## The input

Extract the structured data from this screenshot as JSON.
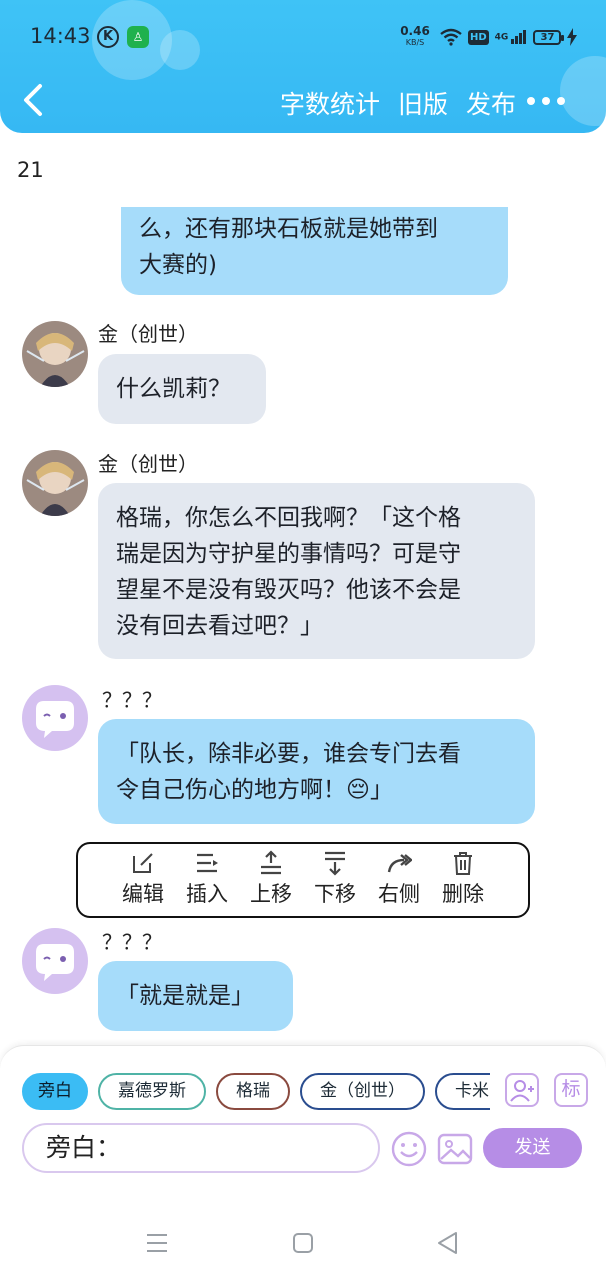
{
  "status_bar": {
    "time": "14:43",
    "k_icon": "K",
    "net_speed": "0.46",
    "net_unit": "KB/S",
    "hd": "HD",
    "signal": "4G",
    "battery": "37"
  },
  "header": {
    "word_count": "字数统计",
    "old_version": "旧版",
    "publish": "发布"
  },
  "chapter_count": "21",
  "messages": [
    {
      "text_line1": "么，还有那块石板就是她带到",
      "text_line2": "大赛的)"
    },
    {
      "name": "金（创世）",
      "text": "什么凯莉？"
    },
    {
      "name": "金（创世）",
      "lines": [
        "格瑞，你怎么不回我啊？「这个格",
        "瑞是因为守护星的事情吗？可是守",
        "望星不是没有毁灭吗？他该不会是",
        "没有回去看过吧？」"
      ]
    },
    {
      "name": "？？？",
      "lines": [
        "「队长，除非必要，谁会专门去看",
        "令自己伤心的地方啊！😔」"
      ]
    },
    {
      "name": "？？？",
      "text": "「就是就是」"
    }
  ],
  "toolbar": {
    "edit": "编辑",
    "insert": "插入",
    "move_up": "上移",
    "move_down": "下移",
    "right": "右侧",
    "delete": "删除"
  },
  "characters": [
    "旁白",
    "嘉德罗斯",
    "格瑞",
    "金（创世）",
    "卡米"
  ],
  "side_icons": {
    "label_btn": "标"
  },
  "input": {
    "value": "旁白："
  },
  "send_label": "发送",
  "colors": {
    "header": "#3fc3f6",
    "bubble_blue": "#a6dcfa",
    "bubble_gray": "#e3e8f0",
    "send": "#b68de6"
  }
}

## Exercise brief
Reproduce the records above exactly, leaving out every picture they contain.

## Written answer
Extract the structured data from this screenshot as JSON.
{
  "status_bar": {
    "time": "14:43",
    "k_icon": "K",
    "net_speed": "0.46",
    "net_unit": "KB/S",
    "hd": "HD",
    "signal": "4G",
    "battery": "37"
  },
  "header": {
    "word_count": "字数统计",
    "old_version": "旧版",
    "publish": "发布"
  },
  "chapter_count": "21",
  "messages": [
    {
      "text_line1": "么，还有那块石板就是她带到",
      "text_line2": "大赛的)"
    },
    {
      "name": "金（创世）",
      "text": "什么凯莉？"
    },
    {
      "name": "金（创世）",
      "lines": [
        "格瑞，你怎么不回我啊？「这个格",
        "瑞是因为守护星的事情吗？可是守",
        "望星不是没有毁灭吗？他该不会是",
        "没有回去看过吧？」"
      ]
    },
    {
      "name": "？？？",
      "lines": [
        "「队长，除非必要，谁会专门去看",
        "令自己伤心的地方啊！😔」"
      ]
    },
    {
      "name": "？？？",
      "text": "「就是就是」"
    }
  ],
  "toolbar": {
    "edit": "编辑",
    "insert": "插入",
    "move_up": "上移",
    "move_down": "下移",
    "right": "右侧",
    "delete": "删除"
  },
  "characters": [
    "旁白",
    "嘉德罗斯",
    "格瑞",
    "金（创世）",
    "卡米"
  ],
  "side_icons": {
    "label_btn": "标"
  },
  "input": {
    "value": "旁白："
  },
  "send_label": "发送",
  "colors": {
    "header": "#3fc3f6",
    "bubble_blue": "#a6dcfa",
    "bubble_gray": "#e3e8f0",
    "send": "#b68de6"
  }
}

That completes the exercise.